* BEGIN RECORD SET *
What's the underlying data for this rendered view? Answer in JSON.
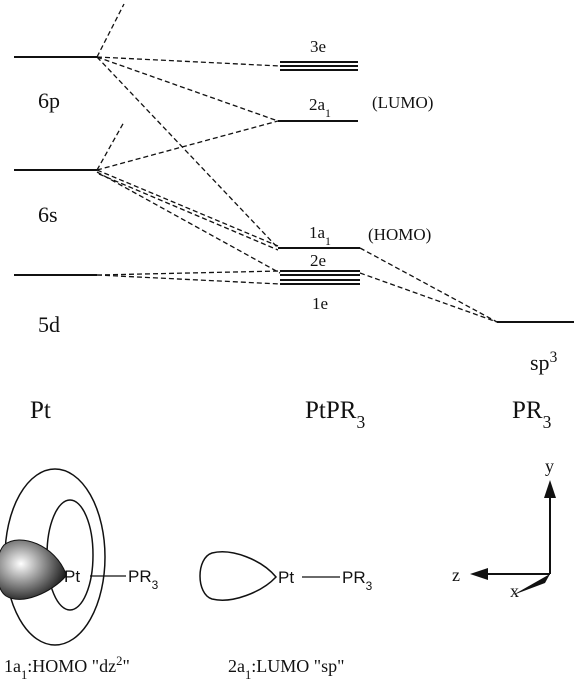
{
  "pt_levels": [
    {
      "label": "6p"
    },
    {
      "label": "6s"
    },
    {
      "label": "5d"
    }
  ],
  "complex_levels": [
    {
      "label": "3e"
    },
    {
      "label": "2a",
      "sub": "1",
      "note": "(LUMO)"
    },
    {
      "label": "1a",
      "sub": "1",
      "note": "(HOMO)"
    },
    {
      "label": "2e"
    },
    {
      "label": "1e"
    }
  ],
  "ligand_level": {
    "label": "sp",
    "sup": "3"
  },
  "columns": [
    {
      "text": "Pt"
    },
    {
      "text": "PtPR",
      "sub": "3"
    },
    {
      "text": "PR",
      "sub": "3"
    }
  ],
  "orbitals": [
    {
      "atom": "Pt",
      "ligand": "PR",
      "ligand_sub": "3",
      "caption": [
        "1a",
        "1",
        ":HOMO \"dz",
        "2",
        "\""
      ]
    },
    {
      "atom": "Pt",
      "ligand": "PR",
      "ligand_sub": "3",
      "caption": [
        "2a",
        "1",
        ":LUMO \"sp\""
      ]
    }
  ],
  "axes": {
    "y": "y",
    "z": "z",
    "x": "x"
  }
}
* END RECORD SET *
» **GIVEN PROBLEM**:
Note how many lines in the material hold the word "label", and give that number with nothing added.

» **FULL ANSWER**:
9